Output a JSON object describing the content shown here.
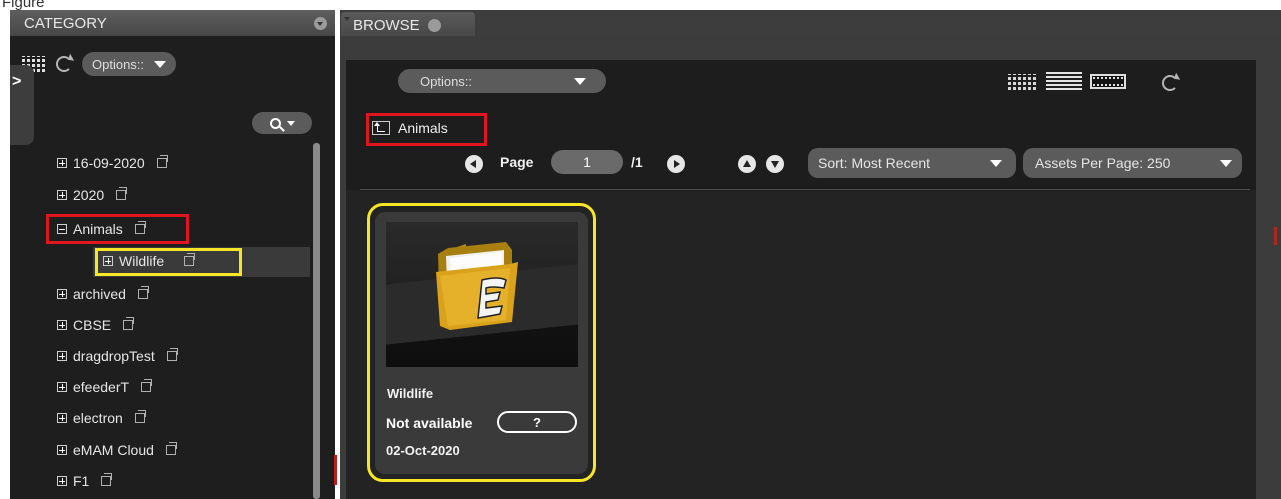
{
  "caption": "Figure",
  "category_panel": {
    "title": "CATEGORY",
    "options_label": "Options::",
    "side_tab_label": ">",
    "tree": [
      {
        "label": "16-09-2020",
        "state": "collapsed"
      },
      {
        "label": "2020",
        "state": "collapsed"
      },
      {
        "label": "Animals",
        "state": "expanded",
        "highlight": "red"
      },
      {
        "label": "Wildlife",
        "state": "collapsed",
        "child": true,
        "selected": true,
        "highlight": "yellow"
      },
      {
        "label": "archived",
        "state": "collapsed"
      },
      {
        "label": "CBSE",
        "state": "collapsed"
      },
      {
        "label": "dragdropTest",
        "state": "collapsed"
      },
      {
        "label": "efeederT",
        "state": "collapsed"
      },
      {
        "label": "electron",
        "state": "collapsed"
      },
      {
        "label": "eMAM Cloud",
        "state": "collapsed"
      },
      {
        "label": "F1",
        "state": "collapsed"
      }
    ]
  },
  "browse_panel": {
    "tab_label": "BROWSE",
    "options_label": "Options::",
    "breadcrumb": "Animals",
    "page_label": "Page",
    "page_value": "1",
    "page_total": "/1",
    "sort_label": "Sort: Most Recent",
    "assets_per_page_label": "Assets Per Page: 250",
    "card": {
      "title": "Wildlife",
      "status": "Not available",
      "status_button": "?",
      "date": "02-Oct-2020",
      "icon": "folder-icon"
    }
  },
  "colors": {
    "highlight_red": "#e0151f",
    "highlight_yellow": "#f7e625",
    "panel_bg": "#1e1e1e",
    "folder": "#d9a21a"
  }
}
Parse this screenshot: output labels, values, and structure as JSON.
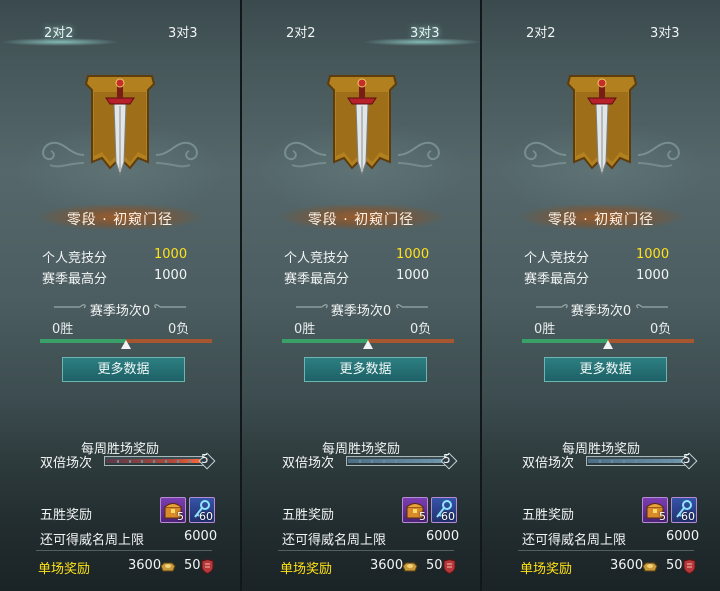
{
  "panels": [
    {
      "tabs": [
        {
          "label": "2对2",
          "active": true
        },
        {
          "label": "3对3",
          "active": false
        }
      ],
      "rank_name": "零段 · 初窥门径",
      "personal_score_label": "个人竞技分",
      "personal_score": "1000",
      "season_high_label": "赛季最高分",
      "season_high": "1000",
      "season_matches": "赛季场次0",
      "wins": "0胜",
      "losses": "0负",
      "win_ratio": 0.5,
      "more_data": "更多数据",
      "weekly_title": "每周胜场奖励",
      "double_label": "双倍场次",
      "double_count": "5",
      "double_fill": 1.0,
      "double_fill_style": "red",
      "five_win_label": "五胜奖励",
      "reward_items": [
        {
          "icon": "treasure-chest-icon",
          "count": "5"
        },
        {
          "icon": "key-icon",
          "count": "60"
        }
      ],
      "fame_cap_label": "还可得威名周上限",
      "fame_cap": "6000",
      "single_label": "单场奖励",
      "single_gold": "3600",
      "single_fame": "50"
    },
    {
      "tabs": [
        {
          "label": "2对2",
          "active": false
        },
        {
          "label": "3对3",
          "active": true
        }
      ],
      "rank_name": "零段 · 初窥门径",
      "personal_score_label": "个人竞技分",
      "personal_score": "1000",
      "season_high_label": "赛季最高分",
      "season_high": "1000",
      "season_matches": "赛季场次0",
      "wins": "0胜",
      "losses": "0负",
      "win_ratio": 0.5,
      "more_data": "更多数据",
      "weekly_title": "每周胜场奖励",
      "double_label": "双倍场次",
      "double_count": "5",
      "double_fill": 1.0,
      "double_fill_style": "blue",
      "five_win_label": "五胜奖励",
      "reward_items": [
        {
          "icon": "treasure-chest-icon",
          "count": "5"
        },
        {
          "icon": "key-icon",
          "count": "60"
        }
      ],
      "fame_cap_label": "还可得威名周上限",
      "fame_cap": "6000",
      "single_label": "单场奖励",
      "single_gold": "3600",
      "single_fame": "50"
    },
    {
      "tabs": [
        {
          "label": "2对2",
          "active": false
        },
        {
          "label": "3对3",
          "active": false
        }
      ],
      "rank_name": "零段 · 初窥门径",
      "personal_score_label": "个人竞技分",
      "personal_score": "1000",
      "season_high_label": "赛季最高分",
      "season_high": "1000",
      "season_matches": "赛季场次0",
      "wins": "0胜",
      "losses": "0负",
      "win_ratio": 0.5,
      "more_data": "更多数据",
      "weekly_title": "每周胜场奖励",
      "double_label": "双倍场次",
      "double_count": "5",
      "double_fill": 1.0,
      "double_fill_style": "blue",
      "five_win_label": "五胜奖励",
      "reward_items": [
        {
          "icon": "treasure-chest-icon",
          "count": "5"
        },
        {
          "icon": "key-icon",
          "count": "60"
        }
      ],
      "fame_cap_label": "还可得威名周上限",
      "fame_cap": "6000",
      "single_label": "单场奖励",
      "single_gold": "3600",
      "single_fame": "50"
    }
  ],
  "colors": {
    "gold_text": "#ffe21a",
    "win_bar": "#3aa06a",
    "loss_bar": "#a8562f",
    "button": "#2d7f82",
    "banner": "#b3801f"
  }
}
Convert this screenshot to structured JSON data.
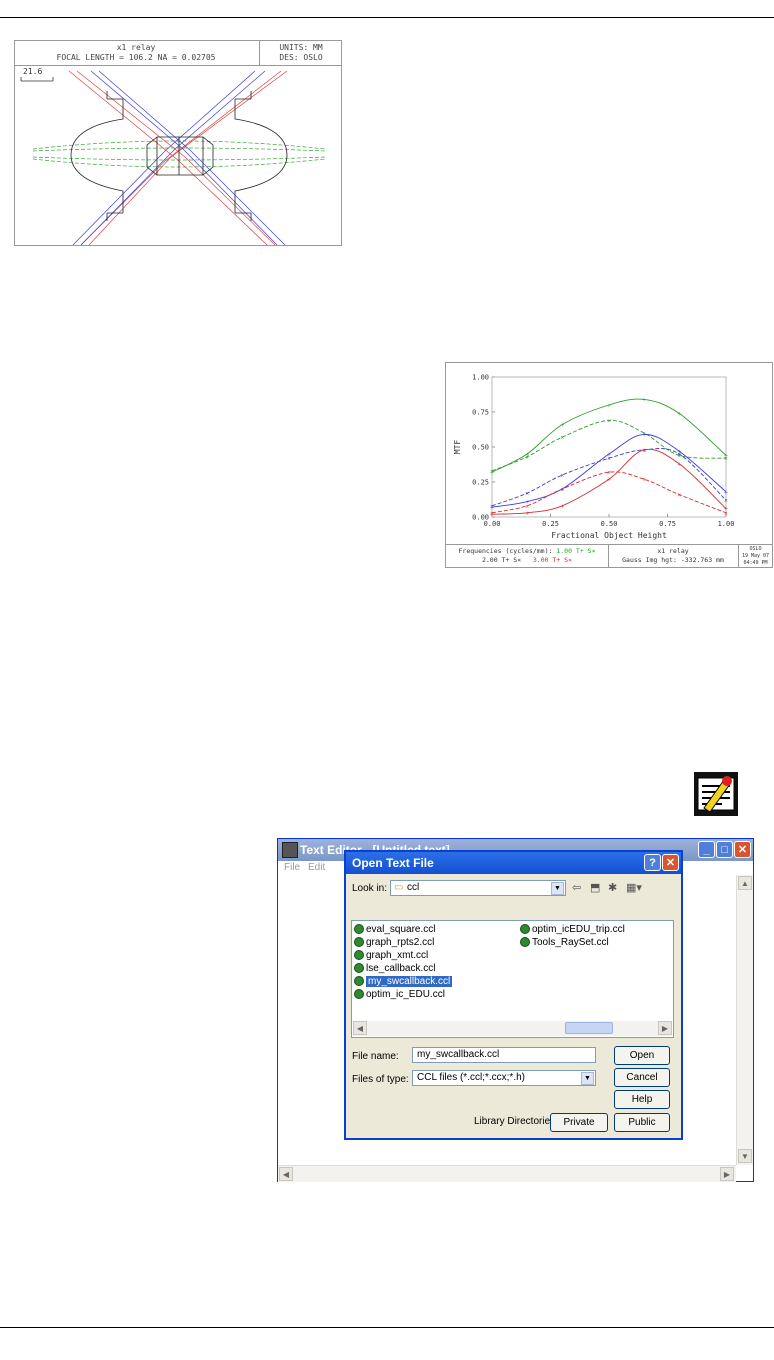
{
  "lens_drawing": {
    "title": "x1 relay",
    "subtitle": "FOCAL LENGTH = 106.2   NA = 0.02705",
    "units": "UNITS: MM",
    "designer": "DES: OSLO",
    "scale": "21.6"
  },
  "chart_data": {
    "type": "line",
    "title": "",
    "xlabel": "Fractional Object Height",
    "ylabel": "MTF",
    "xlim": [
      0,
      1
    ],
    "ylim": [
      0,
      1
    ],
    "x_ticks": [
      "0.00",
      "0.25",
      "0.50",
      "0.75",
      "1.00"
    ],
    "y_ticks": [
      "0.00",
      "0.25",
      "0.50",
      "0.75",
      "1.00"
    ],
    "grid": false,
    "series": [
      {
        "color": "#2a9e2a",
        "style": "solid",
        "x": [
          0,
          0.15,
          0.3,
          0.5,
          0.65,
          0.8,
          1.0
        ],
        "y": [
          0.32,
          0.45,
          0.66,
          0.8,
          0.84,
          0.74,
          0.44
        ]
      },
      {
        "color": "#2a9e2a",
        "style": "dashed",
        "x": [
          0,
          0.15,
          0.3,
          0.5,
          0.65,
          0.8,
          1.0
        ],
        "y": [
          0.33,
          0.43,
          0.57,
          0.69,
          0.6,
          0.44,
          0.42
        ]
      },
      {
        "color": "#3c3cd6",
        "style": "solid",
        "x": [
          0,
          0.15,
          0.3,
          0.5,
          0.65,
          0.8,
          1.0
        ],
        "y": [
          0.07,
          0.11,
          0.2,
          0.45,
          0.59,
          0.47,
          0.18
        ]
      },
      {
        "color": "#3c3cd6",
        "style": "dashed",
        "x": [
          0,
          0.15,
          0.3,
          0.5,
          0.65,
          0.8,
          1.0
        ],
        "y": [
          0.08,
          0.17,
          0.3,
          0.42,
          0.48,
          0.45,
          0.12
        ]
      },
      {
        "color": "#d62c2c",
        "style": "solid",
        "x": [
          0,
          0.15,
          0.3,
          0.5,
          0.65,
          0.8,
          1.0
        ],
        "y": [
          0.02,
          0.03,
          0.08,
          0.27,
          0.48,
          0.38,
          0.06
        ]
      },
      {
        "color": "#d62c2c",
        "style": "dashed",
        "x": [
          0,
          0.15,
          0.3,
          0.5,
          0.65,
          0.8,
          1.0
        ],
        "y": [
          0.03,
          0.08,
          0.2,
          0.32,
          0.27,
          0.16,
          0.03
        ]
      }
    ],
    "footer": {
      "freq_label": "Frequencies (cycles/mm):",
      "freq_1": "1.00 T+ S×",
      "freq_2": "2.00 T+ S×",
      "freq_3": "3.00 T+ S×",
      "lens_name": "x1 relay",
      "image_height": "Gauss Img hgt: -332.763 mm",
      "program": "OSLO",
      "date": "19 May 07",
      "time": "04:49 PM"
    }
  },
  "editor": {
    "title": "Text Editor - [Untitled text]",
    "menu": [
      "File",
      "Edit"
    ],
    "dialog": {
      "title": "Open Text File",
      "look_in_label": "Look in:",
      "look_in_value": "ccl",
      "files_col1": [
        "eval_square.ccl",
        "graph_rpts2.ccl",
        "graph_xmt.ccl",
        "lse_callback.ccl",
        "my_swcallback.ccl",
        "optim_ic_EDU.ccl"
      ],
      "files_col2": [
        "optim_icEDU_trip.ccl",
        "Tools_RaySet.ccl"
      ],
      "selected_file": "my_swcallback.ccl",
      "file_name_label": "File name:",
      "file_name_value": "my_swcallback.ccl",
      "file_type_label": "Files of type:",
      "file_type_value": "CCL files  (*.ccl;*.ccx;*.h)",
      "open_button": "Open",
      "cancel_button": "Cancel",
      "help_button": "Help",
      "library_label": "Library Directories:",
      "private_button": "Private",
      "public_button": "Public"
    }
  }
}
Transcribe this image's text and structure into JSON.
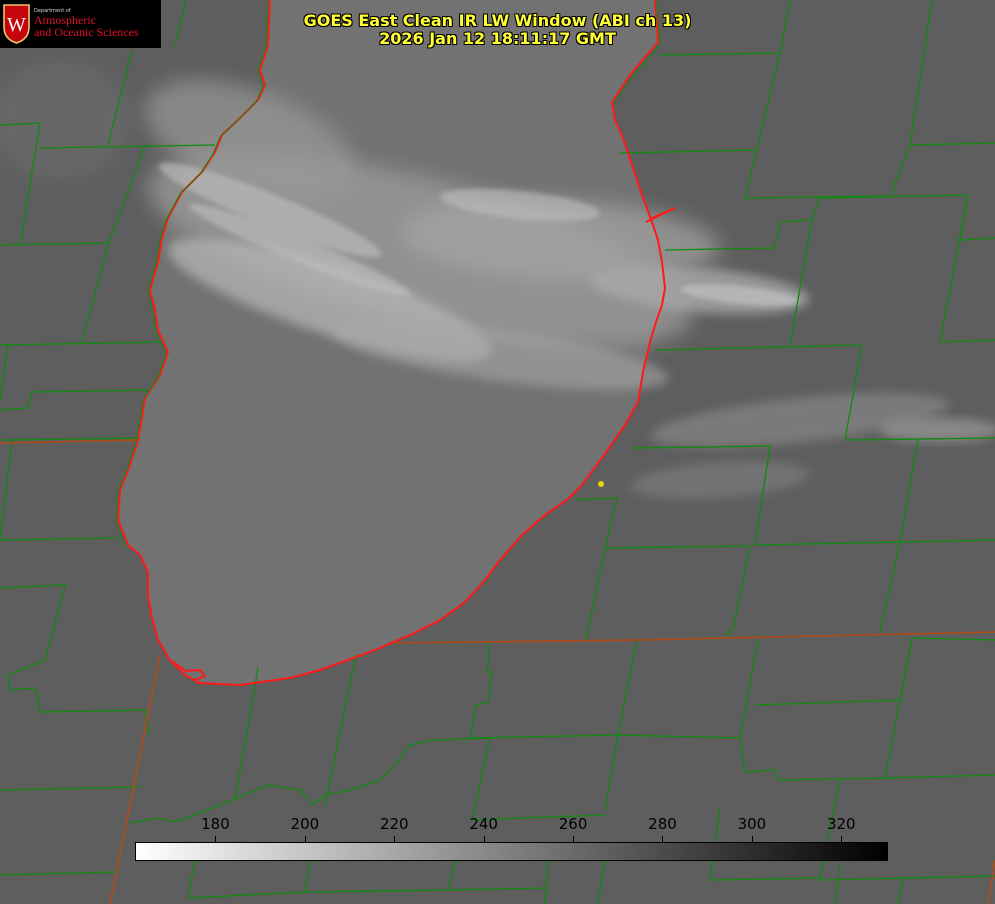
{
  "logo": {
    "dept": "Department of",
    "line1": "Atmospheric",
    "line2": "and Oceanic Sciences",
    "seal_letter": "W",
    "seal_color": "#c5050c"
  },
  "title": {
    "line1": "GOES East Clean IR LW Window (ABI ch 13)",
    "line2": "2026 Jan 12 18:11:17 GMT"
  },
  "colorbar": {
    "min": 162,
    "max": 330,
    "ticks": [
      "180",
      "200",
      "220",
      "240",
      "260",
      "280",
      "300",
      "320"
    ],
    "gradient": [
      "#ffffff",
      "#000000"
    ]
  },
  "colors": {
    "background": "#5e5e5e",
    "lake": "#727272",
    "cloud": "#b8b8b8",
    "county_lines": "#0e8c0e",
    "state_lines": "#b24a14",
    "coastline": "#ff1a1a",
    "title": "#ffff33",
    "marker": "#e6d600"
  }
}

→ **Your goal**: Reproduce precisely the lines of the entries above, from the one containing "Transcribe this image's" through the final one, both ends included, and omit the pictures.

→ **Solution to this problem**:
Transcribe this image's text and structure into JSON.
{
  "logo": {
    "dept": "Department of",
    "line1": "Atmospheric",
    "line2": "and Oceanic Sciences",
    "seal_letter": "W",
    "seal_color": "#c5050c"
  },
  "title": {
    "line1": "GOES East Clean IR LW Window (ABI ch 13)",
    "line2": "2026 Jan 12 18:11:17 GMT"
  },
  "colorbar": {
    "min": 162,
    "max": 330,
    "ticks": [
      "180",
      "200",
      "220",
      "240",
      "260",
      "280",
      "300",
      "320"
    ],
    "gradient": [
      "#ffffff",
      "#000000"
    ]
  },
  "colors": {
    "background": "#5e5e5e",
    "lake": "#727272",
    "cloud": "#b8b8b8",
    "county_lines": "#0e8c0e",
    "state_lines": "#b24a14",
    "coastline": "#ff1a1a",
    "title": "#ffff33",
    "marker": "#e6d600"
  }
}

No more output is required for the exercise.